Data for this exercise
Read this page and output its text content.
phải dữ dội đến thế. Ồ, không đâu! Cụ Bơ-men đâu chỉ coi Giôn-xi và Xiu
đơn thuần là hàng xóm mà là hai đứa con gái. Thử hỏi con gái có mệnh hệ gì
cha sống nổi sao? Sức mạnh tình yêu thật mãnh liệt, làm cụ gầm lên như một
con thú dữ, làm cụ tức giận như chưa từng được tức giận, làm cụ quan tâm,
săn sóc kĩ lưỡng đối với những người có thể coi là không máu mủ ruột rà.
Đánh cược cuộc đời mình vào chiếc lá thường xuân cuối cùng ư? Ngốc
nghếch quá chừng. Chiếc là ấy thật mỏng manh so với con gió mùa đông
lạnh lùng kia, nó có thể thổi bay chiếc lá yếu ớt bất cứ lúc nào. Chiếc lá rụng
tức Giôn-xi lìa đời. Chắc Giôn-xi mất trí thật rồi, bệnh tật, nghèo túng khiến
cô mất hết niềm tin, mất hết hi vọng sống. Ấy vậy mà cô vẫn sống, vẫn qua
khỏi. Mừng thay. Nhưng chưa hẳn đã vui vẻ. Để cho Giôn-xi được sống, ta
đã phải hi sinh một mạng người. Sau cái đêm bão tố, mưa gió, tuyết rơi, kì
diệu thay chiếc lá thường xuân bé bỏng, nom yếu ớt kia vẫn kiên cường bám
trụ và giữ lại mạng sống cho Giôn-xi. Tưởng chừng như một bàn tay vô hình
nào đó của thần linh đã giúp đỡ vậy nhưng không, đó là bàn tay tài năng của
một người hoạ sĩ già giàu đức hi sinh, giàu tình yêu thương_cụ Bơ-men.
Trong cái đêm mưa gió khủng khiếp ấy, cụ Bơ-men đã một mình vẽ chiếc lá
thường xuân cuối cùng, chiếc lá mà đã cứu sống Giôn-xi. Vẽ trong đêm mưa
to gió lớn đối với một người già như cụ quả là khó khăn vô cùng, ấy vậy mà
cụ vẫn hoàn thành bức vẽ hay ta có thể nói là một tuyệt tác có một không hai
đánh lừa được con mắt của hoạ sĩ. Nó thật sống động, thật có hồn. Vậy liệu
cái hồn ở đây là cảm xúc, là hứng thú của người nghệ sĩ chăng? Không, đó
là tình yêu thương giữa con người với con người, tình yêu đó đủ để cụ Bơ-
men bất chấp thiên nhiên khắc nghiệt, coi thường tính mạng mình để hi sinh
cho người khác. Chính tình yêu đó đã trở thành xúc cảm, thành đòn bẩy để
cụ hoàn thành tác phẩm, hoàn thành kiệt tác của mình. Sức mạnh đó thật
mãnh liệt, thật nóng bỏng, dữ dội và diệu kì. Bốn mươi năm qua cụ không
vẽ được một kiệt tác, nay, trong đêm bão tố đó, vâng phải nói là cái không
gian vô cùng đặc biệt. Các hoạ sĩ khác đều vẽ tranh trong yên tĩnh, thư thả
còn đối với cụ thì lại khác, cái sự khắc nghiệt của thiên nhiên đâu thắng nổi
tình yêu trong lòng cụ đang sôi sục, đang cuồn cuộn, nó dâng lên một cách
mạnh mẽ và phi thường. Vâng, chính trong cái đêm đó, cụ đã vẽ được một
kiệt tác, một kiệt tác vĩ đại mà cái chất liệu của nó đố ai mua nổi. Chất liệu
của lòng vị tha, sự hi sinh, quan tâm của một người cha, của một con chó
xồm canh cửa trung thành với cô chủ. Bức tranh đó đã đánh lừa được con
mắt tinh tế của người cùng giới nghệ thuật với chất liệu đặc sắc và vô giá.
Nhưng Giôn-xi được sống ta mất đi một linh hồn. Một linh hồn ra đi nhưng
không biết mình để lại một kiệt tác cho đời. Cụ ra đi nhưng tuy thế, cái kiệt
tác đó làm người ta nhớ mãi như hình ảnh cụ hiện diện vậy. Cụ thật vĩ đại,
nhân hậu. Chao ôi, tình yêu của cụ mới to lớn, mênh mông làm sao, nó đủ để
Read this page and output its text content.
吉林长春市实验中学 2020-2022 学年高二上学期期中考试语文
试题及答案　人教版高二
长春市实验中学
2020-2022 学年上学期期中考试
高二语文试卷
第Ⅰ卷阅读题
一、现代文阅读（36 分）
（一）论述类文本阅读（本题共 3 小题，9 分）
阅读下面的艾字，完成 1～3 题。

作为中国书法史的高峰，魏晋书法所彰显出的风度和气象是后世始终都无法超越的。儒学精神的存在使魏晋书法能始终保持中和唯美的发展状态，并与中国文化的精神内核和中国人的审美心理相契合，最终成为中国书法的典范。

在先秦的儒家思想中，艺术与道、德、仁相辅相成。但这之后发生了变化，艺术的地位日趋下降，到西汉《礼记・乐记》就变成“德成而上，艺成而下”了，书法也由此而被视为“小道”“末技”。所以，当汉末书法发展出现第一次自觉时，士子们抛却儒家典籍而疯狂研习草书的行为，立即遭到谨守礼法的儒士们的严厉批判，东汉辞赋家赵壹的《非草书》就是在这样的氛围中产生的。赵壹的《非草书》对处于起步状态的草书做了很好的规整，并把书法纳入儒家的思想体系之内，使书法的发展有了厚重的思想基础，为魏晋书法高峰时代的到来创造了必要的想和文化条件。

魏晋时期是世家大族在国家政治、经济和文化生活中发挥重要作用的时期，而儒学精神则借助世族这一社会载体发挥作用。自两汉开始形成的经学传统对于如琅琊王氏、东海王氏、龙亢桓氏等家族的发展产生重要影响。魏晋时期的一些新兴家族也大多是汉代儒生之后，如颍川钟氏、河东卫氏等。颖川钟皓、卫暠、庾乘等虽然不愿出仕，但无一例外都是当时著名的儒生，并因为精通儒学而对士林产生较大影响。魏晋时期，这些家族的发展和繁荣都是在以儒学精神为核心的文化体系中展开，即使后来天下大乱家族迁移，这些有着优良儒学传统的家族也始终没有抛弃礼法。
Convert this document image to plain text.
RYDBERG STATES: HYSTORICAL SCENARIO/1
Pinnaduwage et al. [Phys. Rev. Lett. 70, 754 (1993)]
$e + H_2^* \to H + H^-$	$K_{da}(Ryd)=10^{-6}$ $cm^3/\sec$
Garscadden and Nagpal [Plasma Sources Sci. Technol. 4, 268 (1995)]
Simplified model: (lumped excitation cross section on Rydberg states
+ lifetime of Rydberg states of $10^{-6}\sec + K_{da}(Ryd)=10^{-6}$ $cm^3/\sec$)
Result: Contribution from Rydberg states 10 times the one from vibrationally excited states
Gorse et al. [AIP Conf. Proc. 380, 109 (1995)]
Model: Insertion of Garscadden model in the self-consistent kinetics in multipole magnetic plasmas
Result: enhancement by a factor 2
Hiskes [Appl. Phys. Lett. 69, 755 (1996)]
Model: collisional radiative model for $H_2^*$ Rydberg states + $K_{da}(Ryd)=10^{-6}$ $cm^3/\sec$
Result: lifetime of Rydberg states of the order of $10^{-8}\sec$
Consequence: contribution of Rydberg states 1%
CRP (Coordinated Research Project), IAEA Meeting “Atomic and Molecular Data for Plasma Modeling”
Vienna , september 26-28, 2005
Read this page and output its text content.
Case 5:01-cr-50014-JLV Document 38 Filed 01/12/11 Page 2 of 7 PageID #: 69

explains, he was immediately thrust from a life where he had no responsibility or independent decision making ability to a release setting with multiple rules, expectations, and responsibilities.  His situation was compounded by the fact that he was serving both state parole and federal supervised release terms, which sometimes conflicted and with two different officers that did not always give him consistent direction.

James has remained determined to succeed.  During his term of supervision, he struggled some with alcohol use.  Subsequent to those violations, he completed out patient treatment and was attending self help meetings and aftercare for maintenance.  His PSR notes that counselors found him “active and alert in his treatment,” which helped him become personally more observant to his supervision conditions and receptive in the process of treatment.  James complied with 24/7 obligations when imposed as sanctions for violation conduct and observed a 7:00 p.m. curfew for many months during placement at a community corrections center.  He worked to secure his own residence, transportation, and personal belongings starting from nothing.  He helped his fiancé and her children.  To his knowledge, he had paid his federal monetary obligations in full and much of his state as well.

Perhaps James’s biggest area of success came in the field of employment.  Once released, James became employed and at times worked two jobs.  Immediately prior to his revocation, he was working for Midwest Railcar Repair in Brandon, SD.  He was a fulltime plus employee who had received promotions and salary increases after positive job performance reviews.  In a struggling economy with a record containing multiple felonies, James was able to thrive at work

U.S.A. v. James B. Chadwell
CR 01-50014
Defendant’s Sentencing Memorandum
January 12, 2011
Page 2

Exercise
Go through the entries and return each line where the word "hình" appears.

Full response
trụ và giữ lại mạng sống cho Giôn-xi. Tưởng chừng như một bàn tay vô hình
tác đó làm người ta nhớ mãi như hình ảnh cụ hiện diện vậy. Cụ thật vĩ đại,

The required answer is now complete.